— START Provided records —
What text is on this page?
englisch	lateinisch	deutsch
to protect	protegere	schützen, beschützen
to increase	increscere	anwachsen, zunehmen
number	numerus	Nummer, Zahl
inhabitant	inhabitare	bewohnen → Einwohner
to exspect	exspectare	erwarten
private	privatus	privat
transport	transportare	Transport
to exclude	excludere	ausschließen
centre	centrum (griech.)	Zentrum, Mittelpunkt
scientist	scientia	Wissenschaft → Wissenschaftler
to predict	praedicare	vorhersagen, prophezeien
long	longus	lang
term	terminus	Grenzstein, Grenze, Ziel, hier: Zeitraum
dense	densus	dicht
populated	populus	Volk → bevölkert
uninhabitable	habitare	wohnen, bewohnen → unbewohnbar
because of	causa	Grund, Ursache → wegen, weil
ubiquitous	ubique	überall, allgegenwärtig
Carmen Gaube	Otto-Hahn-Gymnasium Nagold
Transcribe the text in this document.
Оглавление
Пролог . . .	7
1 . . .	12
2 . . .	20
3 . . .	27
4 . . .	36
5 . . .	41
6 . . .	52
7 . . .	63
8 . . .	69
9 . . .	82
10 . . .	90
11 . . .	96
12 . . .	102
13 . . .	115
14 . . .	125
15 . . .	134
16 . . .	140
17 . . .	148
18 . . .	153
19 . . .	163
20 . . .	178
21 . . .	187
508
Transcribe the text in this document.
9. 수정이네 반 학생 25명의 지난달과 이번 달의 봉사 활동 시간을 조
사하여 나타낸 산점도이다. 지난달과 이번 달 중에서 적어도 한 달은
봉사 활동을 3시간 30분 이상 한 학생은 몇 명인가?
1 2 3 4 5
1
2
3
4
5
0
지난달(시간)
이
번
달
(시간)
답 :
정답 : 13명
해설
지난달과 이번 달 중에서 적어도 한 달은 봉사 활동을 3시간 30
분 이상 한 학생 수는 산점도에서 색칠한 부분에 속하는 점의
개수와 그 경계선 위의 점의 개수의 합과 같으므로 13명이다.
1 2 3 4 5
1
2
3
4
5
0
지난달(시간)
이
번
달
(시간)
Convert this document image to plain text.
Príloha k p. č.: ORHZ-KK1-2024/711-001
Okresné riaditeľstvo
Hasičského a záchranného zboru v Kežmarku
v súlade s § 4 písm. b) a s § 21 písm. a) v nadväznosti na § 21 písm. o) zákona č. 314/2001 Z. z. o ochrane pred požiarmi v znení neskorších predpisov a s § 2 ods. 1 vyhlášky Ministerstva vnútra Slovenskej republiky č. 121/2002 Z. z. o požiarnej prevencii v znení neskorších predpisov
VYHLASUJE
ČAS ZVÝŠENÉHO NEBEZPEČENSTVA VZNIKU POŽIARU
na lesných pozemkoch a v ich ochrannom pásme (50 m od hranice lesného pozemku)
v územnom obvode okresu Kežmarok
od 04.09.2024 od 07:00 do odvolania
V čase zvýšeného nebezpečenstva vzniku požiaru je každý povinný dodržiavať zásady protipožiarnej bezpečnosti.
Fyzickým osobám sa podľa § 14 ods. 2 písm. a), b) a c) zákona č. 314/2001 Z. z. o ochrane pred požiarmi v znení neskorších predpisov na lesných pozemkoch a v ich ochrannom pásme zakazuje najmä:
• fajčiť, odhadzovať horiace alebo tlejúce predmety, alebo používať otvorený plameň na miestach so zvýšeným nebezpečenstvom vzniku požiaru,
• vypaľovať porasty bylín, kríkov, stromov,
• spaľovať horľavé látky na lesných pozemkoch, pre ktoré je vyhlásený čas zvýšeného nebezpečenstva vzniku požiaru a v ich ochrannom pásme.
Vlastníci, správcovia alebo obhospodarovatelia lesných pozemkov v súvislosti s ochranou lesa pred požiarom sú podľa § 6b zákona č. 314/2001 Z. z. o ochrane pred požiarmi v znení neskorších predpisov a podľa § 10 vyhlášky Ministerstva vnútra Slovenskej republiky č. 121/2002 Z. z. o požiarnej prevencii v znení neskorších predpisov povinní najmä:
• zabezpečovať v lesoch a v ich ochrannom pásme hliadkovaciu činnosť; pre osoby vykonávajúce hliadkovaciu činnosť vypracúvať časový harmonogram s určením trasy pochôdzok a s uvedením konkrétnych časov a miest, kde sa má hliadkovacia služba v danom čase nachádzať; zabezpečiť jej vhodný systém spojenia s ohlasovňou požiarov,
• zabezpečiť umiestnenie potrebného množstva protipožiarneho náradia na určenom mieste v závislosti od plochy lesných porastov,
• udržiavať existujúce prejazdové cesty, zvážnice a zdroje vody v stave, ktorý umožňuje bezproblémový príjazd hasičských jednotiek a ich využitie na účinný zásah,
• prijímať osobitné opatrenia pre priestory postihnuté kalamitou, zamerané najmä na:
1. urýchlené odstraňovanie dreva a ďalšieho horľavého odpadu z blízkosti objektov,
— END Provided records —
Task goal =>
Give all of the entries again, word for word.

Answer to the problem =>
What text is on this page?
englisch	lateinisch	deutsch
to protect	protegere	schützen, beschützen
to increase	increscere	anwachsen, zunehmen
number	numerus	Nummer, Zahl
inhabitant	inhabitare	bewohnen → Einwohner
to exspect	exspectare	erwarten
private	privatus	privat
transport	transportare	Transport
to exclude	excludere	ausschließen
centre	centrum (griech.)	Zentrum, Mittelpunkt
scientist	scientia	Wissenschaft → Wissenschaftler
to predict	praedicare	vorhersagen, prophezeien
long	longus	lang
term	terminus	Grenzstein, Grenze, Ziel, hier: Zeitraum
dense	densus	dicht
populated	populus	Volk → bevölkert
uninhabitable	habitare	wohnen, bewohnen → unbewohnbar
because of	causa	Grund, Ursache → wegen, weil
ubiquitous	ubique	überall, allgegenwärtig
Carmen Gaube	Otto-Hahn-Gymnasium Nagold
Transcribe the text in this document.
Оглавление
Пролог . . .	7
1 . . .	12
2 . . .	20
3 . . .	27
4 . . .	36
5 . . .	41
6 . . .	52
7 . . .	63
8 . . .	69
9 . . .	82
10 . . .	90
11 . . .	96
12 . . .	102
13 . . .	115
14 . . .	125
15 . . .	134
16 . . .	140
17 . . .	148
18 . . .	153
19 . . .	163
20 . . .	178
21 . . .	187
508
Transcribe the text in this document.
9. 수정이네 반 학생 25명의 지난달과 이번 달의 봉사 활동 시간을 조
사하여 나타낸 산점도이다. 지난달과 이번 달 중에서 적어도 한 달은
봉사 활동을 3시간 30분 이상 한 학생은 몇 명인가?
1 2 3 4 5
1
2
3
4
5
0
지난달(시간)
이
번
달
(시간)
답 :
정답 : 13명
해설
지난달과 이번 달 중에서 적어도 한 달은 봉사 활동을 3시간 30
분 이상 한 학생 수는 산점도에서 색칠한 부분에 속하는 점의
개수와 그 경계선 위의 점의 개수의 합과 같으므로 13명이다.
1 2 3 4 5
1
2
3
4
5
0
지난달(시간)
이
번
달
(시간)
Convert this document image to plain text.
Príloha k p. č.: ORHZ-KK1-2024/711-001
Okresné riaditeľstvo
Hasičského a záchranného zboru v Kežmarku
v súlade s § 4 písm. b) a s § 21 písm. a) v nadväznosti na § 21 písm. o) zákona č. 314/2001 Z. z. o ochrane pred požiarmi v znení neskorších predpisov a s § 2 ods. 1 vyhlášky Ministerstva vnútra Slovenskej republiky č. 121/2002 Z. z. o požiarnej prevencii v znení neskorších predpisov
VYHLASUJE
ČAS ZVÝŠENÉHO NEBEZPEČENSTVA VZNIKU POŽIARU
na lesných pozemkoch a v ich ochrannom pásme (50 m od hranice lesného pozemku)
v územnom obvode okresu Kežmarok
od 04.09.2024 od 07:00 do odvolania
V čase zvýšeného nebezpečenstva vzniku požiaru je každý povinný dodržiavať zásady protipožiarnej bezpečnosti.
Fyzickým osobám sa podľa § 14 ods. 2 písm. a), b) a c) zákona č. 314/2001 Z. z. o ochrane pred požiarmi v znení neskorších predpisov na lesných pozemkoch a v ich ochrannom pásme zakazuje najmä:
• fajčiť, odhadzovať horiace alebo tlejúce predmety, alebo používať otvorený plameň na miestach so zvýšeným nebezpečenstvom vzniku požiaru,
• vypaľovať porasty bylín, kríkov, stromov,
• spaľovať horľavé látky na lesných pozemkoch, pre ktoré je vyhlásený čas zvýšeného nebezpečenstva vzniku požiaru a v ich ochrannom pásme.
Vlastníci, správcovia alebo obhospodarovatelia lesných pozemkov v súvislosti s ochranou lesa pred požiarom sú podľa § 6b zákona č. 314/2001 Z. z. o ochrane pred požiarmi v znení neskorších predpisov a podľa § 10 vyhlášky Ministerstva vnútra Slovenskej republiky č. 121/2002 Z. z. o požiarnej prevencii v znení neskorších predpisov povinní najmä:
• zabezpečovať v lesoch a v ich ochrannom pásme hliadkovaciu činnosť; pre osoby vykonávajúce hliadkovaciu činnosť vypracúvať časový harmonogram s určením trasy pochôdzok a s uvedením konkrétnych časov a miest, kde sa má hliadkovacia služba v danom čase nachádzať; zabezpečiť jej vhodný systém spojenia s ohlasovňou požiarov,
• zabezpečiť umiestnenie potrebného množstva protipožiarneho náradia na určenom mieste v závislosti od plochy lesných porastov,
• udržiavať existujúce prejazdové cesty, zvážnice a zdroje vody v stave, ktorý umožňuje bezproblémový príjazd hasičských jednotiek a ich využitie na účinný zásah,
• prijímať osobitné opatrenia pre priestory postihnuté kalamitou, zamerané najmä na:
1. urýchlené odstraňovanie dreva a ďalšieho horľavého odpadu z blízkosti objektov,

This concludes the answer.